June 6-7, 2015.
Fort Snelling State Park-Minneapolis, MN.
Marathon (or greater) #12.
When I look back at all of the endurance events that I have completed. I am already shocked by what I have achieved. 11 marathons, 10 century rides, 5 Half Ironman triathlons, and a few front-of-the-pack finishes.
But, there will be two events that will bookend the adventure. Two events that push the level of my endurance to the limit. Two extreme events that I would compete in only one time. And the two events could not be more different.
The first was Ironman Wisconsin. This was a huge event. My training was extreme. My stress level was off the charts. I have never been more fit. I had nightmares about weather, bike mechanical, and missing cutoff times. It was unforgiving and intense. The finishers medal and shirt will be treasured forever. My finishers swag could fill a closet.
The ultra-marathon experience could not be more different is as low key and relax as an event like this could be. That is why I chose it. There will be about 200 participants. There is no DNF. You go as far as you want. You stop anytime. It is a 2.1 mile loop around a lake with 2 aid stations. There is a single 20 foot hill. It is a paved/gravel walking path. There are no timing chips (laps are counted manually). You can bring a support crew, but don’t have to. You can pitch a tent, or use a communal tent. You can take a nap in your car. You could go to a restaurant for lunch. You can leave after one lap. The total number of laps you run in 24 hours is your finish distance. There is a tiny medal (that just has the logo of the charity partner on it…doesn’t even have the event name or year) and a cheap t-shirt. No other swag. I am bling motivated, so this is odd for me.
Ultimately, I am doing this to have an ultra-marathon on my running resume. I will not feel that it is complete without one. I have actually completed an ultra-marathon distance twice. I completed the Route 66-“World’s Shortest Ulta-Marathon” (26.5 miles)-which is basically a joke, and a 50k training run (which doesn’t count in my book). So, I want to make it official.
------------------------------
**STATED PROBLEM A**
Copy out the part of the records that opens with the line containing "field-cell (479, 390, 485, 396)" and closes with the line containing "field-cell (359, 300, 365, 306)", keeping both of those lines.
**STATED PROBLEM B**
Continue the post about the ultra-marathon at Fort Snelling State Park from where it stops.
The ultra-marathon post and the records are separate, unrelated material.

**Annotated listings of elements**
------------------------------
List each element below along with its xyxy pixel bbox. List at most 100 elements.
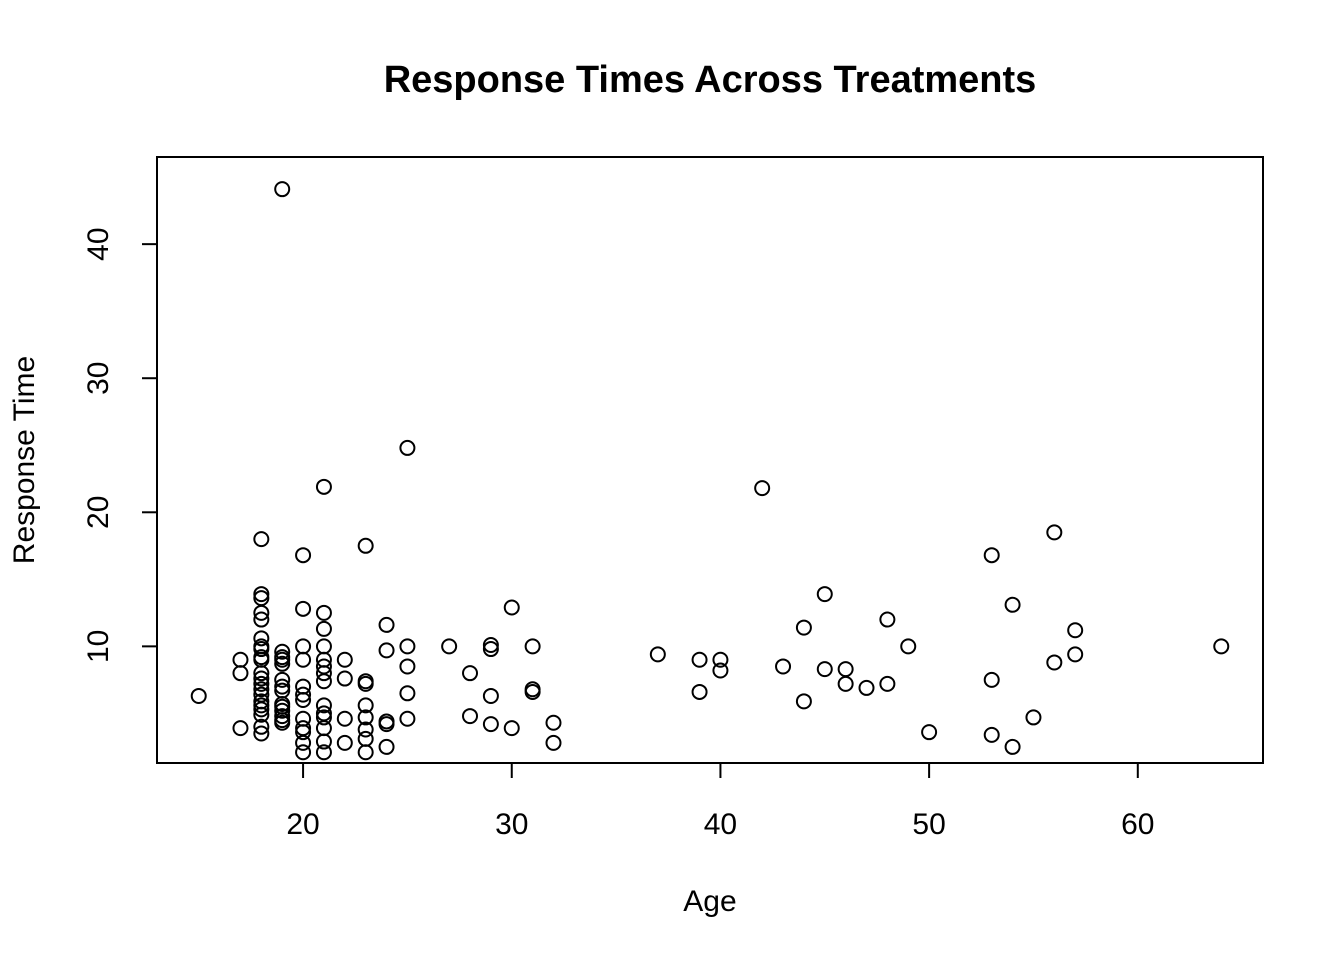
data-point [315, 720, 332, 737]
data-point [253, 706, 270, 723]
y-axis: 10 20 30 40 [82, 227, 158, 663]
data-point [274, 655, 291, 672]
data-point [712, 662, 729, 679]
data-point [1067, 646, 1084, 663]
data-point [399, 638, 416, 655]
data-point [315, 665, 332, 682]
data-point [295, 547, 312, 564]
data-point [253, 641, 270, 658]
data-point [900, 638, 917, 655]
data-point [336, 734, 353, 751]
data-point [357, 537, 374, 554]
data-point [253, 531, 270, 548]
data-point [399, 439, 416, 456]
data-point [253, 697, 270, 714]
data-point [983, 726, 1000, 743]
data-point [253, 670, 270, 687]
data-point [983, 671, 1000, 688]
data-point [232, 651, 249, 668]
data-point [837, 675, 854, 692]
data-point [315, 673, 332, 690]
data-point [795, 619, 812, 636]
data-point [1004, 738, 1021, 755]
data-point [378, 716, 395, 733]
data-point [315, 697, 332, 714]
data-point [253, 718, 270, 735]
data-point [983, 547, 1000, 564]
data-point [357, 721, 374, 738]
x-axis-label: Age [683, 885, 736, 918]
data-point [1004, 596, 1021, 613]
data-point [315, 478, 332, 495]
y-tick-label: 20 [82, 496, 115, 529]
data-point [691, 651, 708, 668]
data-point [378, 738, 395, 755]
data-point [816, 661, 833, 678]
data-point [190, 687, 207, 704]
data-point [1025, 709, 1042, 726]
data-point [253, 675, 270, 692]
data-point [1213, 638, 1230, 655]
data-point [462, 665, 479, 682]
chart-title: Response Times Across Treatments [384, 59, 1037, 101]
data-point [545, 734, 562, 751]
data-point [295, 734, 312, 751]
data-point [232, 665, 249, 682]
data-point [357, 697, 374, 714]
data-point [1067, 622, 1084, 639]
data-point [1046, 654, 1063, 671]
data-point [691, 683, 708, 700]
data-point [253, 665, 270, 682]
data-point [274, 708, 291, 725]
data-point [295, 638, 312, 655]
data-point [295, 724, 312, 741]
data-point [441, 638, 458, 655]
data-point [336, 651, 353, 668]
data-point [253, 725, 270, 742]
data-point [378, 616, 395, 633]
data-point [274, 181, 291, 198]
x-tick-label: 40 [704, 808, 737, 841]
data-point [274, 702, 291, 719]
data-point [754, 480, 771, 497]
data-point [315, 733, 332, 750]
data-point [795, 693, 812, 710]
data-point [295, 686, 312, 703]
data-point [482, 641, 499, 658]
x-tick-label: 20 [286, 808, 319, 841]
data-point [357, 709, 374, 726]
data-point [253, 604, 270, 621]
data-point [921, 724, 938, 741]
data-point [253, 701, 270, 718]
data-point [295, 600, 312, 617]
data-point [524, 683, 541, 700]
data-point [274, 714, 291, 731]
data-point [336, 710, 353, 727]
data-point [336, 670, 353, 687]
x-axis: 20 30 40 50 60 [286, 762, 1154, 841]
data-point [315, 604, 332, 621]
data-point [482, 687, 499, 704]
data-point [462, 708, 479, 725]
y-tick-label: 30 [82, 362, 115, 395]
data-point [879, 611, 896, 628]
data-point [649, 646, 666, 663]
data-point [274, 678, 291, 695]
data-point [295, 678, 312, 695]
data-point [357, 730, 374, 747]
data-point [315, 709, 332, 726]
data-point [295, 691, 312, 708]
data-point [315, 638, 332, 655]
data-point [253, 611, 270, 628]
data-point [274, 671, 291, 688]
data-point [232, 720, 249, 737]
data-point [295, 651, 312, 668]
data-point [399, 685, 416, 702]
x-tick-label: 30 [495, 808, 528, 841]
data-point [837, 661, 854, 678]
data-point [503, 720, 520, 737]
data-points [190, 181, 1230, 761]
y-tick-label: 40 [82, 227, 115, 260]
data-point [315, 620, 332, 637]
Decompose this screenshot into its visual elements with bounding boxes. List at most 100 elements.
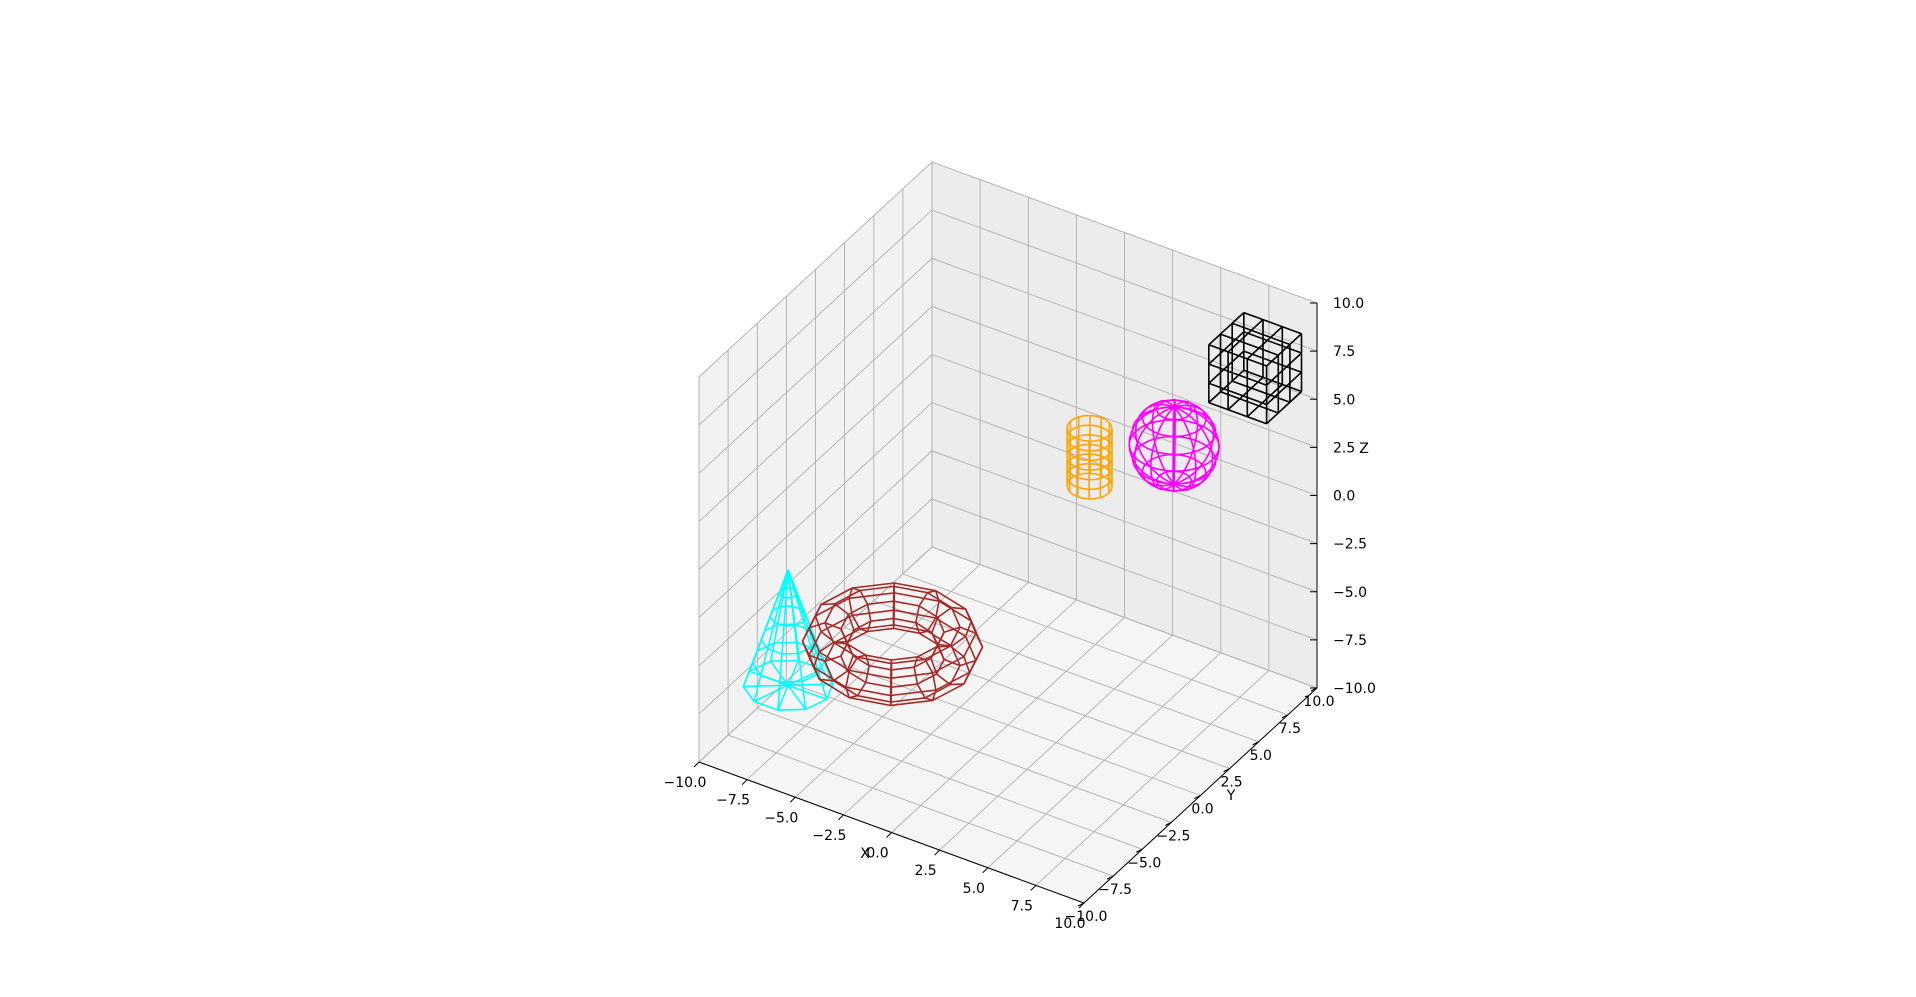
y-tick-label: −10.0: [1065, 909, 1108, 925]
cone-line: [753, 569, 789, 702]
cube-line: [1208, 312, 1245, 346]
z-tick-label: 10.0: [1333, 296, 1364, 312]
y-gridline: [902, 188, 1289, 716]
cube-line: [1227, 319, 1264, 353]
torus-tube: [913, 656, 937, 702]
torus-tube: [848, 587, 872, 633]
z-tick-label: −2.5: [1333, 537, 1367, 553]
x-tick-label: 5.0: [963, 881, 985, 897]
z-axis-label: Z: [1359, 441, 1369, 457]
y-tick-label: −2.5: [1156, 828, 1190, 844]
cube-line: [1220, 391, 1279, 414]
cube-line: [1227, 376, 1264, 411]
cone-line: [769, 569, 789, 662]
torus-tube: [801, 621, 849, 663]
cone-base-line: [770, 660, 807, 710]
x-tick: [741, 779, 748, 785]
cube-line: [1208, 350, 1245, 384]
cone-line: [787, 569, 807, 710]
y-tick: [1136, 848, 1143, 853]
y-gridline: [727, 350, 1114, 877]
y-tick: [1310, 687, 1318, 692]
cone-line: [787, 569, 823, 670]
torus-tube: [930, 645, 971, 686]
torus-tube: [931, 606, 973, 647]
cube-line: [1243, 369, 1302, 393]
y-gridline: [844, 242, 1230, 770]
wireframe-objects: [742, 311, 1303, 711]
x-tick: [838, 814, 844, 821]
torus-tube: [845, 654, 871, 699]
sphere-meridian: [1151, 399, 1175, 485]
x-axis-label: X: [860, 846, 870, 862]
x-tick-label: −5.0: [764, 810, 798, 826]
torus-tube: [914, 589, 940, 635]
z-tick-label: 0.0: [1333, 489, 1355, 505]
torus-tube: [892, 582, 896, 630]
z-tick-label: 7.5: [1333, 344, 1355, 360]
x-tick-label: −7.5: [716, 793, 750, 809]
y-tick: [1194, 795, 1201, 799]
y-tick-label: 5.0: [1250, 748, 1272, 764]
sphere-meridian: [1172, 406, 1175, 493]
sphere-meridian: [1150, 406, 1175, 491]
cube-line: [1266, 352, 1303, 386]
cube-wireframe: [1208, 311, 1303, 425]
cube-line: [1208, 331, 1245, 365]
y-tick: [1165, 821, 1172, 826]
y-gridline: [931, 162, 1318, 689]
x-tick: [789, 796, 796, 803]
y-tick-label: −5.0: [1127, 855, 1161, 871]
sphere-meridian: [1134, 403, 1175, 485]
cube-line: [1266, 333, 1303, 367]
cube-line: [1208, 401, 1267, 425]
x-tick-label: 7.5: [1011, 898, 1033, 914]
x-tick-label: −2.5: [812, 828, 846, 844]
x-tick: [982, 867, 989, 874]
z-gridline: [698, 161, 1318, 378]
cylinder-wireframe: [1066, 414, 1113, 500]
y-gridline: [756, 323, 1143, 850]
torus-tube: [814, 602, 855, 644]
x-tick: [1030, 885, 1037, 891]
y-tick: [1106, 875, 1114, 880]
cube-line: [1243, 350, 1302, 373]
cube-line: [1231, 380, 1291, 403]
y-tick-label: 10.0: [1303, 694, 1334, 710]
torus-wireframe: [801, 582, 984, 707]
y-gridline: [873, 215, 1259, 743]
sphere-meridian: [1173, 406, 1197, 492]
torus-tube: [936, 626, 984, 667]
axis-lines: [693, 302, 1318, 909]
cube-line: [1246, 383, 1283, 418]
y-tick: [1223, 768, 1230, 773]
cube-line: [1246, 326, 1283, 360]
y-gridline: [815, 269, 1201, 796]
x-tick-label: 10.0: [1054, 916, 1085, 932]
torus-tube: [812, 641, 854, 682]
cube-line: [1243, 311, 1302, 335]
cube-line: [1208, 369, 1245, 404]
x-tick-label: −10.0: [664, 775, 707, 791]
cube-line: [1208, 363, 1267, 386]
cube-line: [1243, 331, 1302, 354]
y-tick-label: 2.5: [1220, 775, 1242, 791]
z-tick-label: −5.0: [1333, 585, 1367, 601]
y-tick-label: 7.5: [1279, 721, 1301, 737]
cube-line: [1208, 344, 1267, 367]
y-tick: [1252, 741, 1259, 746]
x-tick-label: 2.5: [914, 863, 936, 879]
z-tick-label: 2.5: [1333, 440, 1355, 456]
cone-line: [742, 569, 789, 687]
tick-labels: −10.0−10.0−10.0−7.5−7.5−7.5−5.0−5.0−5.0−…: [664, 296, 1376, 932]
cone-line: [787, 569, 828, 700]
x-tick: [886, 832, 892, 838]
x-tick: [1078, 902, 1085, 909]
z-tick-label: −10.0: [1333, 681, 1376, 697]
x-tick-label: 0.0: [866, 846, 888, 862]
sphere-wireframe: [1128, 398, 1220, 493]
cube-line: [1231, 322, 1291, 346]
y-tick-label: −7.5: [1098, 882, 1132, 898]
cube-line: [1208, 382, 1267, 406]
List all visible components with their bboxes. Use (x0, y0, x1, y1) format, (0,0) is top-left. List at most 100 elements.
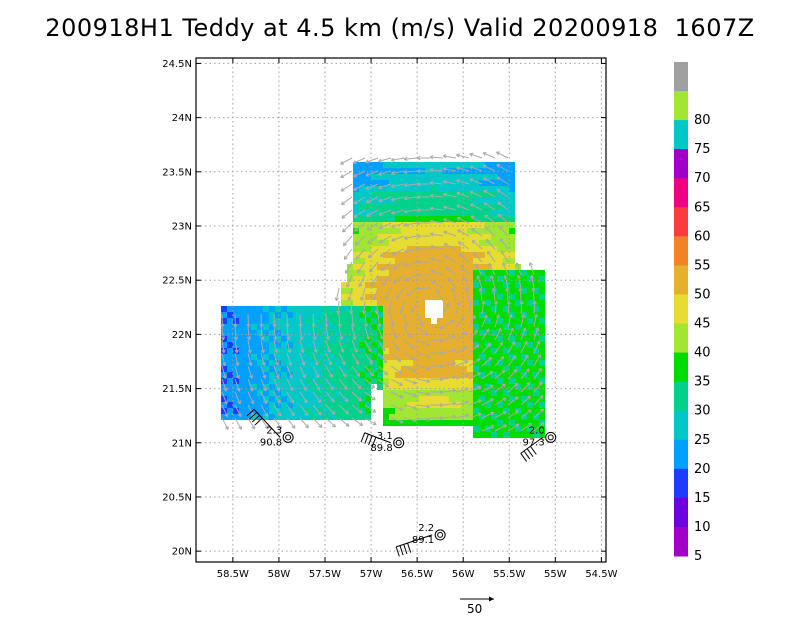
field-cell (479, 390, 485, 396)
wind-vector-head (288, 361, 293, 366)
field-cell (479, 180, 485, 186)
wind-vector (260, 326, 263, 340)
wind-vector (404, 248, 418, 253)
field-cell (359, 336, 365, 342)
wind-vector-head (442, 192, 447, 197)
wind-vector (416, 287, 431, 290)
field-cell (413, 330, 419, 336)
field-cell (389, 204, 395, 210)
wind-vector-head (416, 194, 421, 200)
field-cell (359, 300, 365, 306)
field-cell (515, 336, 521, 342)
wind-vector (456, 192, 470, 198)
colorbar-swatch (674, 236, 688, 266)
field-cell (263, 330, 269, 336)
field-cell (263, 402, 269, 408)
field-cell (407, 162, 413, 168)
field-cell (389, 414, 395, 420)
colorbar-label: 20 (694, 462, 711, 477)
wind-vector-head (369, 268, 373, 273)
field-cell (371, 342, 377, 348)
field-cell (521, 270, 527, 276)
field-cell (257, 342, 263, 348)
field-cell (485, 384, 491, 390)
field-cell (509, 336, 515, 342)
field-cell (443, 246, 449, 252)
field-cell (497, 300, 503, 306)
field-cell (407, 192, 413, 198)
field-cell (491, 360, 497, 366)
field-cell (329, 354, 335, 360)
field-cell (485, 396, 491, 402)
field-cell (269, 372, 275, 378)
field-cell (539, 342, 545, 348)
field-cell (479, 426, 485, 432)
wind-vector-head (357, 385, 362, 390)
field-cell (317, 354, 323, 360)
field-cell (263, 348, 269, 354)
wind-vector (234, 378, 240, 392)
wind-vector-head (439, 364, 444, 369)
field-cell (515, 348, 521, 354)
field-cell (437, 210, 443, 216)
field-cell (503, 240, 509, 246)
field-cell (539, 312, 545, 318)
wind-vector-head (367, 240, 372, 245)
field-cell (479, 174, 485, 180)
field-cell (473, 426, 479, 432)
wind-vector-head (491, 287, 497, 292)
wind-vector (325, 365, 333, 378)
field-cell (377, 174, 383, 180)
field-cell (473, 228, 479, 234)
wind-vector (390, 378, 403, 386)
field-cell (377, 384, 383, 390)
wind-vector (456, 154, 470, 159)
field-cell (281, 366, 287, 372)
wind-vector-head (512, 355, 517, 360)
wind-vector-head (452, 401, 457, 406)
field-cell (467, 276, 473, 282)
field-cell (461, 228, 467, 234)
wind-vector-head (456, 191, 461, 196)
field-cell (527, 390, 533, 396)
field-cell (443, 294, 449, 300)
field-cell (521, 306, 527, 312)
wind-vector (234, 391, 241, 405)
wind-vector (443, 193, 457, 198)
field-cell (443, 348, 449, 354)
field-cell (449, 312, 455, 318)
wind-vector (520, 354, 529, 367)
wind-barb-flag (246, 408, 255, 417)
field-cell (419, 276, 425, 282)
field-cell (503, 198, 509, 204)
wind-vector (337, 300, 340, 315)
field-cell (383, 294, 389, 300)
wind-vector-head (347, 297, 352, 301)
field-cell (401, 390, 407, 396)
wind-vector (460, 264, 470, 276)
wind-vector-head (477, 412, 482, 417)
field-cell (455, 294, 461, 300)
wind-vector (353, 183, 366, 191)
wind-vector (452, 288, 457, 302)
field-cell (479, 252, 485, 258)
field-cell (461, 414, 467, 420)
field-cell (473, 330, 479, 336)
wind-vector (404, 209, 418, 213)
wind-vector-head (439, 325, 444, 330)
lon-tick-label: 58W (268, 569, 291, 580)
field-cell (275, 402, 281, 408)
wind-vector-head (403, 209, 408, 214)
field-cell (509, 408, 515, 414)
field-cell (239, 318, 245, 324)
wind-vector (338, 378, 348, 390)
wind-vector-head (403, 196, 408, 201)
field-cell (503, 330, 509, 336)
field-cell (479, 384, 485, 390)
wind-vector-head (363, 323, 369, 328)
field-cell (305, 348, 311, 354)
wind-vector (484, 226, 496, 237)
wind-vector (483, 190, 496, 198)
field-cell (389, 300, 395, 306)
wind-vector (458, 253, 470, 263)
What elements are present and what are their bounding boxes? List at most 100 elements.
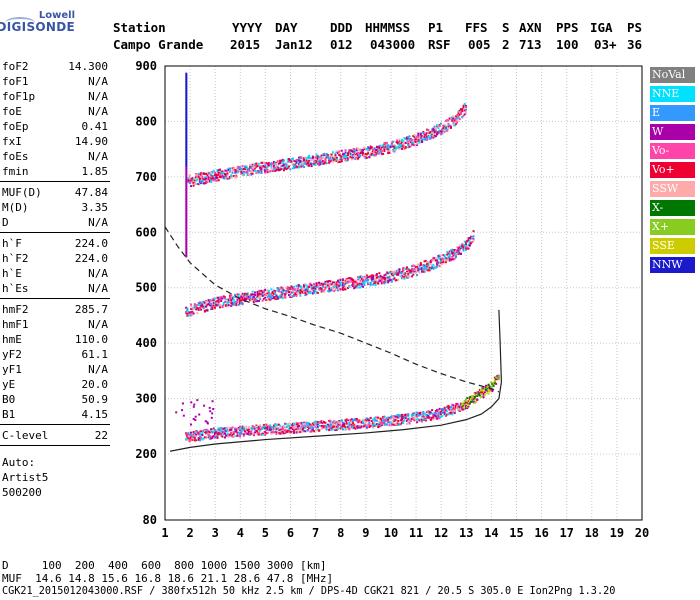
------------------------------
**EXERCISE RESULT A**
field-cell (479, 390, 485, 396)
wind-vector-head (288, 361, 293, 366)
field-cell (479, 180, 485, 186)
wind-vector (260, 326, 263, 340)
wind-vector (404, 248, 418, 253)
field-cell (359, 336, 365, 342)
wind-vector-head (442, 192, 447, 197)
wind-vector (416, 287, 431, 290)
field-cell (413, 330, 419, 336)
field-cell (389, 204, 395, 210)
wind-vector-head (416, 194, 421, 200)
field-cell (359, 300, 365, 306)

**EXERCISE RESULT B**
I want to complete 50k (just over 31 miles) as it is the shortest recognized ultra-marathon distance. I had hoped to push myself a little further after the 50k, knowing that every step would add to the longest run of my life…and knowing that I would never get here again. But, ultimately, I am undertrained. 50k will likely be it for me. I will be slow. Fortunately, I have have all day (and all night) to get there!
I arrived at the race sitet around 6:30am. The sun was already high in the sky…with threateningly dark cloudbank forming to the west. The weather was uncertain for this event. It looked like the skies would be clear in the morning. Showers may pop up in the afternoon (scattered…so we may or may not get soaked) then severe thunderstorms starting at 11pm or so (I should be in bed by then). I parked the car and walked over to the event tent (about 300 yards from the parking lot. This was on a paved walking path around Lake Snelling. I got my packet (in a plastic grocery bag). It had my bib, shirt, and finishers medal (no DNF in this event, so they just give it to us at packet pickup). The shirt is nice, the medal isn’t (just a logo medallion of the charity partner…does not even state what event or year).
There was no timing chip-everything is tracked manually. The aid station was right next to packet pickup and we had to do a weight in before the race. Just past the check in tent is the main aid station and the “tent for the tent-less”. Beyond that was “tent city”.
I brought my packet back to the car, grabbed my gear (for any possible weather conditions) and headed back to tent city. By the time I had everything set up, it was almost time to start the race. We had a few race announcement and we were ready to go. The first “lap” started with an out-and-back about halfway around the lake. This was done to move the 100 mile point to the starting line so a 100 mile split would be properly recorded. So, all 200 of us went out, back, then out again…resulting in a very congested first couple of miles. After that, the course was pretty straightforward…just “Keep the lake to your left”.
The last thing I heard as I passed the starting line was one of the officials yelling “Remember: Start Slow, Then Taper”. That was my plan. I would not go out fast. I would walk the aid stations. I would take a walk break anytime I wanted one. 50k is only 5 miles longer then a marathon, but I was still entertaining the thought of stretching this race farther. If I were to have any chance of that, I would need to conserve energy. I was shooting for 15 min/mile pace (which would typically result in a DNF at most marathons). This was a much slower pace then my one and only 50k training run last year. I completed that in 5:52:21. But, I was much better trained at that time (peaking for Ironman Wisconsin). My fitness was not there this year, and even the 50k would be a stretch.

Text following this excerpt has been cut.